### EXERCISE GOAL
For each line of the data below that holds "استاندارد", copy the line.

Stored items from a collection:
______________________________
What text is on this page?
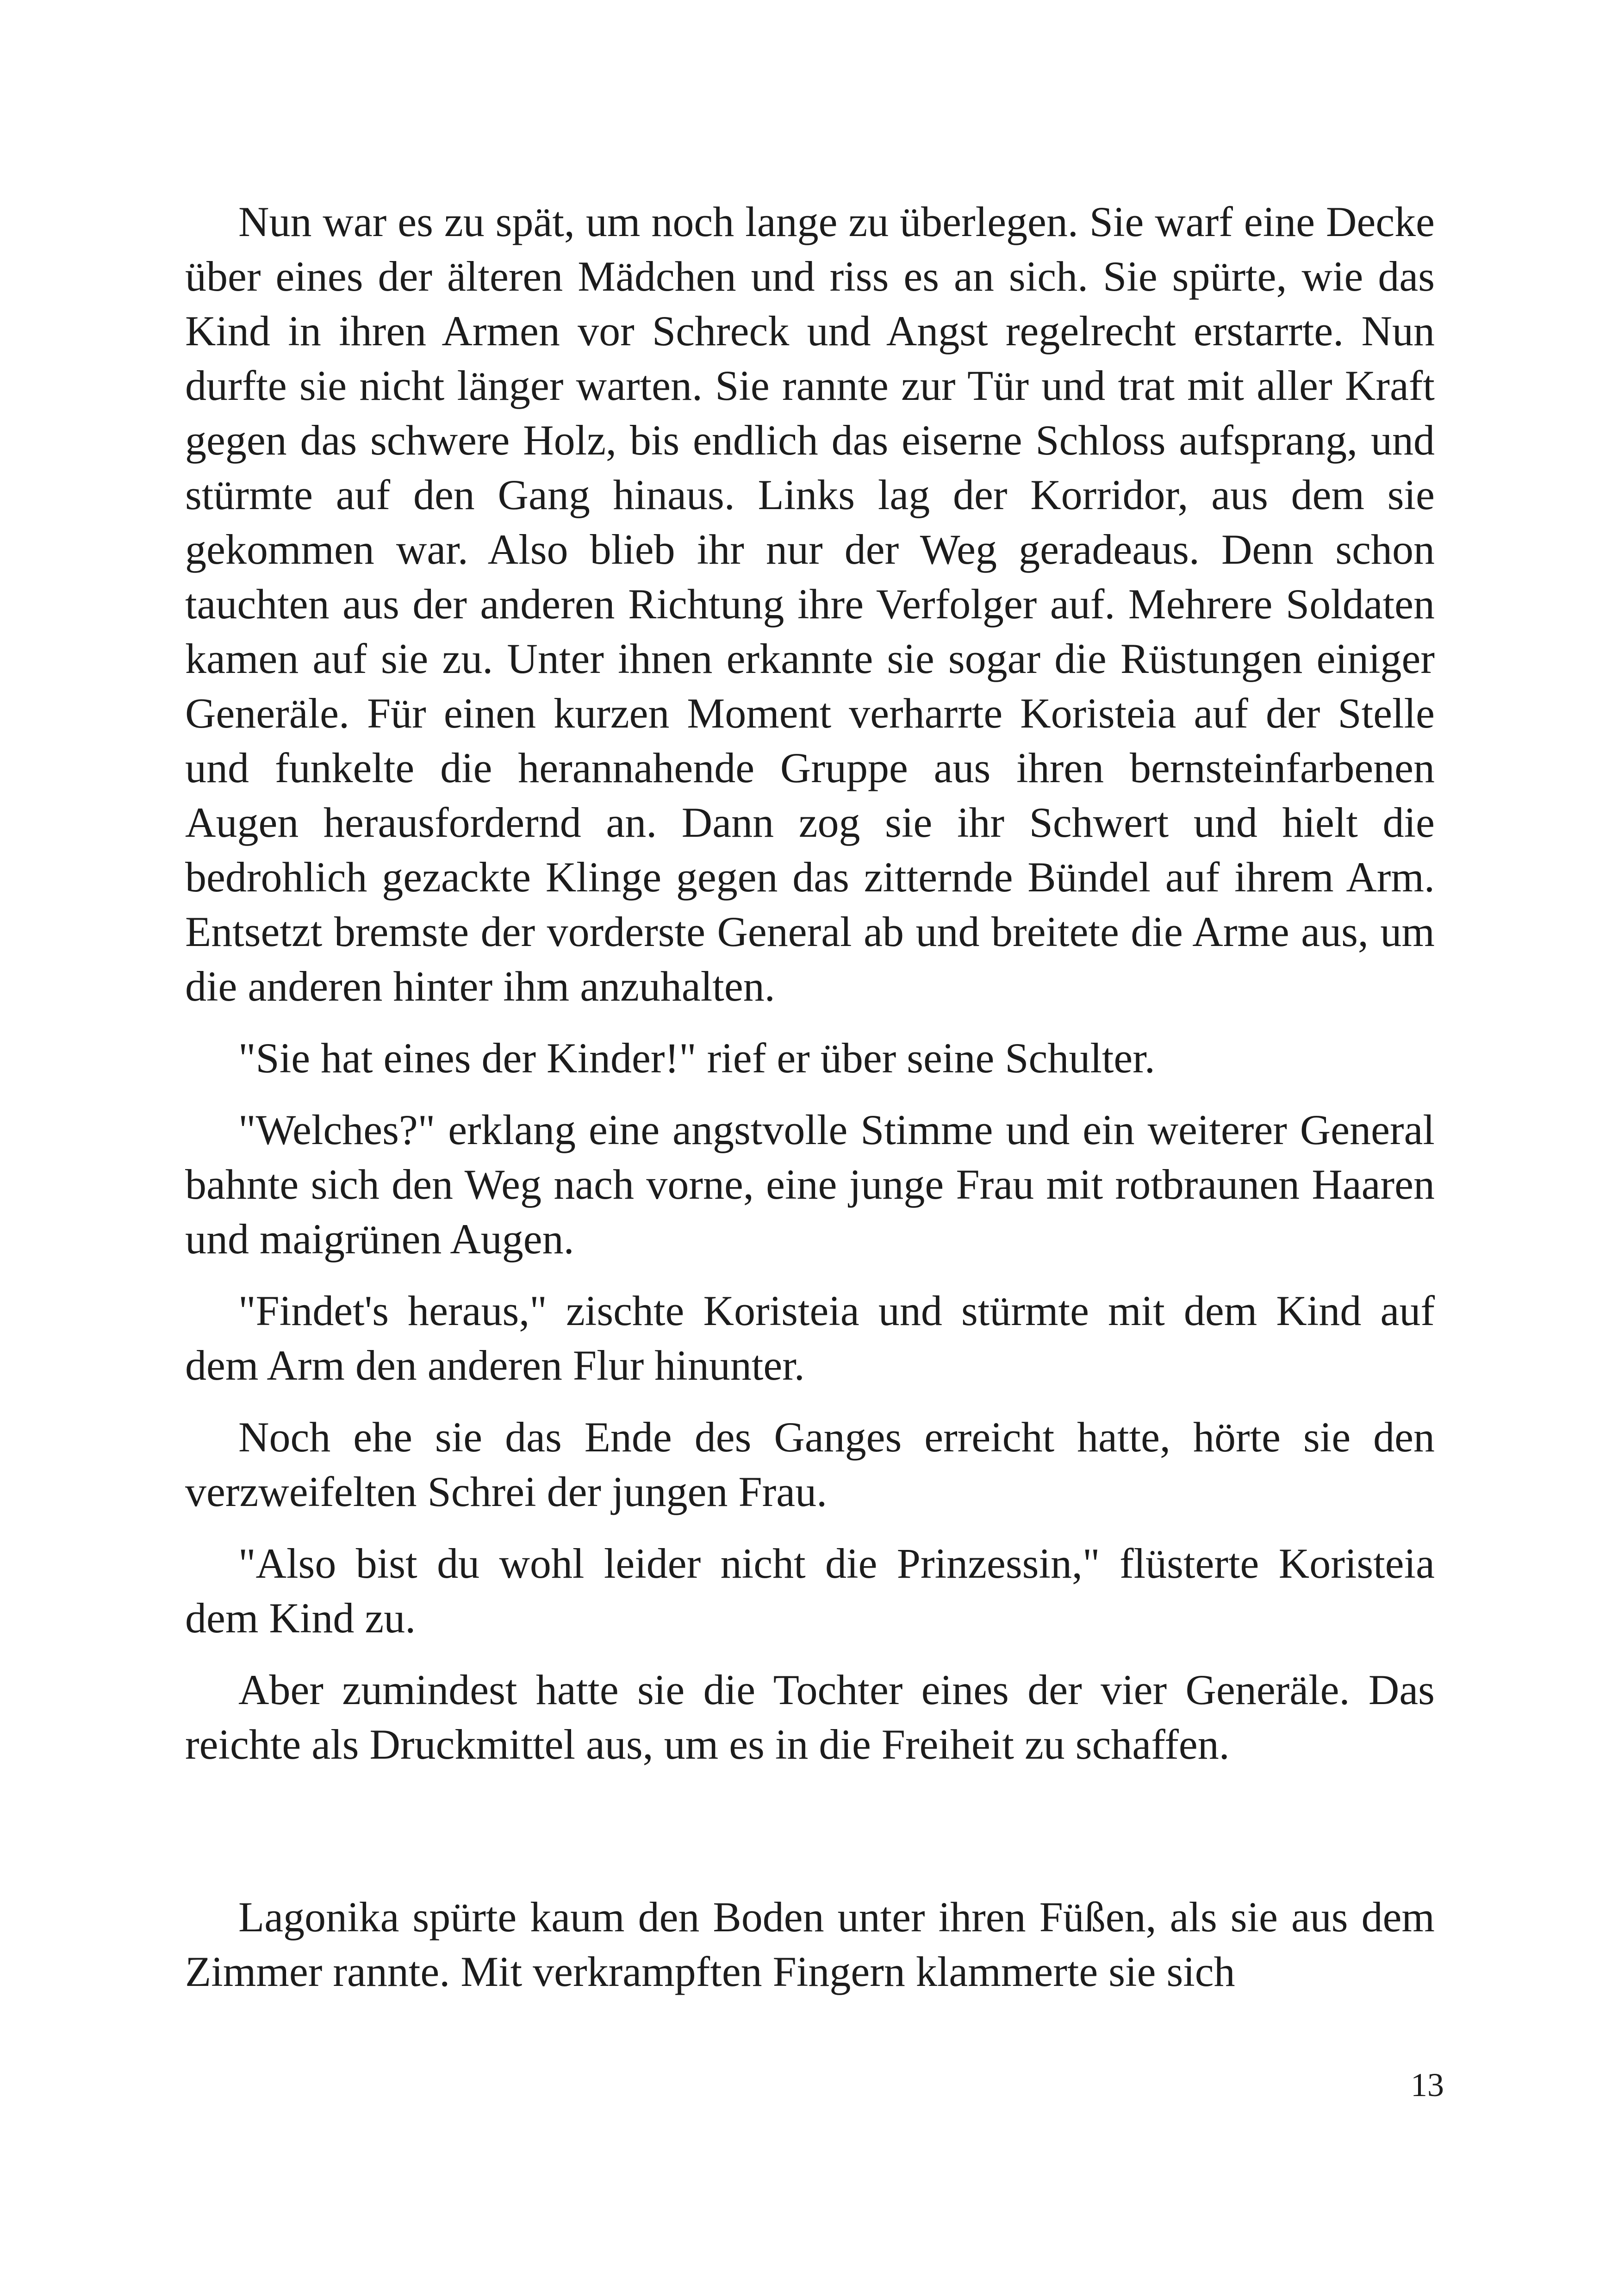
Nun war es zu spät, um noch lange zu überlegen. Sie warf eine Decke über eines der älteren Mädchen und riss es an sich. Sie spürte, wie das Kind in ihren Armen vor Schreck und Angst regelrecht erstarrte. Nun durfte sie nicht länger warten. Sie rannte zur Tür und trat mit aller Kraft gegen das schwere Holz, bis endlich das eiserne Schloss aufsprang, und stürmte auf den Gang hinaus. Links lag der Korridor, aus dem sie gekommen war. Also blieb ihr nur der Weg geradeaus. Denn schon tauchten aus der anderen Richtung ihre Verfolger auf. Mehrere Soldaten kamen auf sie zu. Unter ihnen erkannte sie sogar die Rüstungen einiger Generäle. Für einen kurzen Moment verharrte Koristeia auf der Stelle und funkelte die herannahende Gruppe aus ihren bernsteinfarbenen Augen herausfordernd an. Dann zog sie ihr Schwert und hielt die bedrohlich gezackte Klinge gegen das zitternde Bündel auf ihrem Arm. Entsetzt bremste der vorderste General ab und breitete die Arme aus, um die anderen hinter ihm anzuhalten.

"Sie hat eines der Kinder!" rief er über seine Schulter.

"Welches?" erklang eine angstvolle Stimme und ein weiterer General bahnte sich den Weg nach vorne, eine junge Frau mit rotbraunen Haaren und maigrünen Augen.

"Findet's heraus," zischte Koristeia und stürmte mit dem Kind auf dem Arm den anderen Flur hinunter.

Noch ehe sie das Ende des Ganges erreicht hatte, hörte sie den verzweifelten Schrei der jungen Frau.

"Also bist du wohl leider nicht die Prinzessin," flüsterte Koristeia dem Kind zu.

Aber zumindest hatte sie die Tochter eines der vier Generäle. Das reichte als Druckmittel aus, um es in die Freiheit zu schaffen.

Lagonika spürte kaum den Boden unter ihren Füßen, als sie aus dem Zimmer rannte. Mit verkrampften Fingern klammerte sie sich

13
______________________________
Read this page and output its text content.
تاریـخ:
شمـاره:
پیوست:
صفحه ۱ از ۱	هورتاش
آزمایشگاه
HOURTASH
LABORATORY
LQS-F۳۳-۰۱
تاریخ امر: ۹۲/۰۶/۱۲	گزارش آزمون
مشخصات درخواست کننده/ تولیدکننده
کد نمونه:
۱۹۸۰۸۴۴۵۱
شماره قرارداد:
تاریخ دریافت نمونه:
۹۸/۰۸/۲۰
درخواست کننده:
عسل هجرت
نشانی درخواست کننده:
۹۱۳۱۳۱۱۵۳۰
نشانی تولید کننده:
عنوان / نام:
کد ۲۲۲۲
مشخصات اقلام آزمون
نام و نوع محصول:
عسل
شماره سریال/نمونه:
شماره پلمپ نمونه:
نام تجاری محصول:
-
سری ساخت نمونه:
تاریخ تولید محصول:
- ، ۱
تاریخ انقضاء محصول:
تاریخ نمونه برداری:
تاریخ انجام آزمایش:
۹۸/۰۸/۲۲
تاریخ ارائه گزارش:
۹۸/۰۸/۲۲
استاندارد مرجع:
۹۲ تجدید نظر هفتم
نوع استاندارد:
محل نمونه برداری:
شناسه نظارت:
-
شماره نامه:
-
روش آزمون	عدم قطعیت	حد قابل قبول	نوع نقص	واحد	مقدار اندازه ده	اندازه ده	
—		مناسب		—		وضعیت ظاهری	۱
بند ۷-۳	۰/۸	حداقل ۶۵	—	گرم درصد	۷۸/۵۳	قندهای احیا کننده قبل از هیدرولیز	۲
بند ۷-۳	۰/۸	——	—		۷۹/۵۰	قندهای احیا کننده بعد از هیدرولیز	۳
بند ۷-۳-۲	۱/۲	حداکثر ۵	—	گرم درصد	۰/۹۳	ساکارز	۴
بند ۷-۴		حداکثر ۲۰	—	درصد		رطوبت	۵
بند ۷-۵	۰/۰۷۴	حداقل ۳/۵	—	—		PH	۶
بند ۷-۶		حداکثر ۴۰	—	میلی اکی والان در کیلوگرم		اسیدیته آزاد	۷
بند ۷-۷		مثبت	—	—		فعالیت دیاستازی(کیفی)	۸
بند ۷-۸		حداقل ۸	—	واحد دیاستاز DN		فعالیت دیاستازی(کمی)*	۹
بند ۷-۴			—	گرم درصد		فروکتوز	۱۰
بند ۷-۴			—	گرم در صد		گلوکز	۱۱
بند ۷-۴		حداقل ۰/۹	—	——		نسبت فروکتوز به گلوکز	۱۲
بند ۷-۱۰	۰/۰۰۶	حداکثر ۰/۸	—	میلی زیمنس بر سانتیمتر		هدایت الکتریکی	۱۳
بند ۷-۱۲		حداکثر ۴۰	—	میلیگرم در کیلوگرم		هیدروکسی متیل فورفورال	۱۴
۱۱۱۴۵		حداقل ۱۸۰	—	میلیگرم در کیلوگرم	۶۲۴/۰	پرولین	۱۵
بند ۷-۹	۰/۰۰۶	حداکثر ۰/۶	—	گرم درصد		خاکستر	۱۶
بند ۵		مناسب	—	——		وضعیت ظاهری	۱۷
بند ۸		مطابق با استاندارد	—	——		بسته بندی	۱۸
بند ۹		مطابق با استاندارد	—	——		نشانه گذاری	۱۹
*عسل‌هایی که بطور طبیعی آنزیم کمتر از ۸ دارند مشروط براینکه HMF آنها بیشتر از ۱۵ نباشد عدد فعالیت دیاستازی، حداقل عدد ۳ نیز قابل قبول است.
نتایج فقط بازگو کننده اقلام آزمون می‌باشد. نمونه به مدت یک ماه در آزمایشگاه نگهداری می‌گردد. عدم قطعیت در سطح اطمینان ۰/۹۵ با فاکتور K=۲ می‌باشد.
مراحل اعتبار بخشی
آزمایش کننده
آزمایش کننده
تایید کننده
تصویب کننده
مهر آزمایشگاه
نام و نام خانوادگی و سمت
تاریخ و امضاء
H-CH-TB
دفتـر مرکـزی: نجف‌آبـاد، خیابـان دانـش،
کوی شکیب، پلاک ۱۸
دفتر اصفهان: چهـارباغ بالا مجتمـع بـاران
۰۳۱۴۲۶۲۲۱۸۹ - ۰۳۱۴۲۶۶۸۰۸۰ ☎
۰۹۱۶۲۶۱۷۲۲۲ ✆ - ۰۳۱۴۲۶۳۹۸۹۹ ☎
______________________________
### THE COMPLETED TASK
استاندارد مرجع:
نوع استاندارد:
بند ۸		مطابق با استاندارد	—	——		بسته بندی	۱۸
بند ۹		مطابق با استاندارد	—	——		نشانه گذاری	۱۹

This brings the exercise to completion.